• [TASK DESCRIPTION]: Gather every line below where "Outlook" appears.

[AVAILABLE DATA start]

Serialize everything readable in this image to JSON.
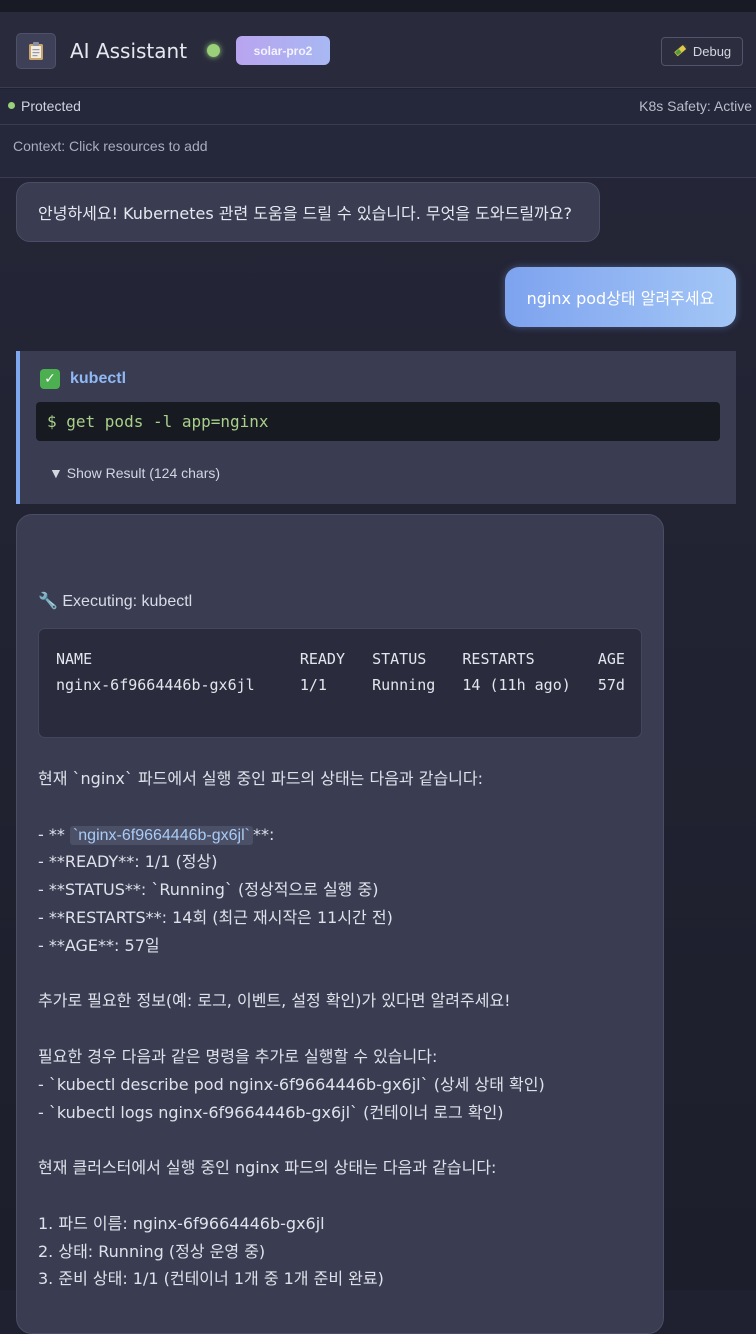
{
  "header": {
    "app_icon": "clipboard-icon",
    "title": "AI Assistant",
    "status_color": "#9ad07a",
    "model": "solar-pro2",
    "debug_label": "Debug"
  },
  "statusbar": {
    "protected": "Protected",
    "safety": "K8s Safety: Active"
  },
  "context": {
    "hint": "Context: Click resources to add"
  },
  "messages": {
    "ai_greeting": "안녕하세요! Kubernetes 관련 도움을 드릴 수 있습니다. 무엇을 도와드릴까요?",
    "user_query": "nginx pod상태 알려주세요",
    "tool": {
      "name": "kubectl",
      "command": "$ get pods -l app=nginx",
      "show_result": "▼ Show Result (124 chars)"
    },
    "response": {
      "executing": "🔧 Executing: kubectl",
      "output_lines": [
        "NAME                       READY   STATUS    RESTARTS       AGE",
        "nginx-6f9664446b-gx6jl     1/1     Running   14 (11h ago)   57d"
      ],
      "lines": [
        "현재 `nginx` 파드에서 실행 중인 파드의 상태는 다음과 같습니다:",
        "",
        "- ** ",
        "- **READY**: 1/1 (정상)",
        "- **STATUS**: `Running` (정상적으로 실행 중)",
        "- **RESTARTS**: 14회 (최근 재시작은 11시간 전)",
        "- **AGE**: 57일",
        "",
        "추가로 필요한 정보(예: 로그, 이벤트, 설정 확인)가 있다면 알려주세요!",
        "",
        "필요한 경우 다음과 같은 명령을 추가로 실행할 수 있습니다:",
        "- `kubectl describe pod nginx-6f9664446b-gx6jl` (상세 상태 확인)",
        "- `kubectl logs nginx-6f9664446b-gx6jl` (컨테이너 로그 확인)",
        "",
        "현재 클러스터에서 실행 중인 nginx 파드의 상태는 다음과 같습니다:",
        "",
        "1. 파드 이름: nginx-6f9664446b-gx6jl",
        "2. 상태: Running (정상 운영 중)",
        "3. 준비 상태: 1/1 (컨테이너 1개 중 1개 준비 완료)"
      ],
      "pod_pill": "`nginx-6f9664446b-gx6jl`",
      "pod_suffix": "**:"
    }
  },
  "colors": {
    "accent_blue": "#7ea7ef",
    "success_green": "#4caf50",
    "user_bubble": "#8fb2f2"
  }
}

[AVAILABLE DATA end]
[AVAILABLE DATA start]

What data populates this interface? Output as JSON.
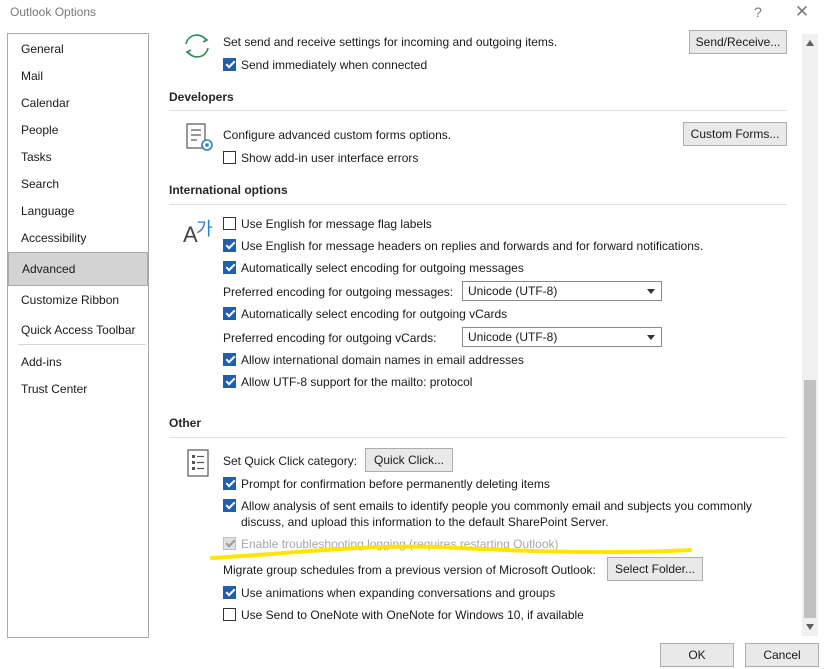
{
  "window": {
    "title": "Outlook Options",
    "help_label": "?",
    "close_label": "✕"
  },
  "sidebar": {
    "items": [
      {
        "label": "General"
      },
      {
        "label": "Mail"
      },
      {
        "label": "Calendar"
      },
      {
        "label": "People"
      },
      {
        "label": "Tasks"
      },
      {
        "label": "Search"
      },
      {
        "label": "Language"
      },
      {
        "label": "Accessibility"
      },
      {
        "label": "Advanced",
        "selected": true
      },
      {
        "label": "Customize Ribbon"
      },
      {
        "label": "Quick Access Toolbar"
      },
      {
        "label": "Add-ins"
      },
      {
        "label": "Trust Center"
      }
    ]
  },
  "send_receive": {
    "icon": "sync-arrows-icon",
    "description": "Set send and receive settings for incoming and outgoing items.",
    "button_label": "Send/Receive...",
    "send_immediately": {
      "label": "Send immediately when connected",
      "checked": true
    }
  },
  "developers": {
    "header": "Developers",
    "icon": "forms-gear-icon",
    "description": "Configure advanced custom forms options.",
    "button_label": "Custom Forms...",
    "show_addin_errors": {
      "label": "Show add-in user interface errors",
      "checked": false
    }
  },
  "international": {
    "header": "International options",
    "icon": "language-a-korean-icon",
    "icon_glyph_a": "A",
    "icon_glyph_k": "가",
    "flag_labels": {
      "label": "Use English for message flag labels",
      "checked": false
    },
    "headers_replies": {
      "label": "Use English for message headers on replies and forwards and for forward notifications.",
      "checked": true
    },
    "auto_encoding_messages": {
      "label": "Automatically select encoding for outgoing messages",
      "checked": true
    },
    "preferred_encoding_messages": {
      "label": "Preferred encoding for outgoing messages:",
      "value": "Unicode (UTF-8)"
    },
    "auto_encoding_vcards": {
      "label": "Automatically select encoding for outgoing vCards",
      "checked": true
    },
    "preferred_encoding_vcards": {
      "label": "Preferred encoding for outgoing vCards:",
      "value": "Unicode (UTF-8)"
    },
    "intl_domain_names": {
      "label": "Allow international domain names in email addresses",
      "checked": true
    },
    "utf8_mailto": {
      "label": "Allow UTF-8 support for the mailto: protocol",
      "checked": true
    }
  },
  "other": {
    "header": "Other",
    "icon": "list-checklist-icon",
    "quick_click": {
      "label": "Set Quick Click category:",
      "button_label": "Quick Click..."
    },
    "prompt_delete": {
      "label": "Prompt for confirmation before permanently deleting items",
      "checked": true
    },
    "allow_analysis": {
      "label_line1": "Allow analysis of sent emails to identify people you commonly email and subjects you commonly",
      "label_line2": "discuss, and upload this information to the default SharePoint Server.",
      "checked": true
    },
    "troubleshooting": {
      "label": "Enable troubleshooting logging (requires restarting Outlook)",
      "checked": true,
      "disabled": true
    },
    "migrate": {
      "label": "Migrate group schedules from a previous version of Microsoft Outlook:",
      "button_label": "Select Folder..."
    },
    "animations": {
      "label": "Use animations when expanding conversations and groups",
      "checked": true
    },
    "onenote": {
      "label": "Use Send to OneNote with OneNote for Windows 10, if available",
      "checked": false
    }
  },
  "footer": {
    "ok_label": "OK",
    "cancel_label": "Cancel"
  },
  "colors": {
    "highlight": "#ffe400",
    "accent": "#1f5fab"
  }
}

[AVAILABLE DATA end]

• [WRITTEN RESPONSE]:
    "title": "Outlook Options",
      "label": "Enable troubleshooting logging (requires restarting Outlook)",
      "label": "Migrate group schedules from a previous version of Microsoft Outlook:",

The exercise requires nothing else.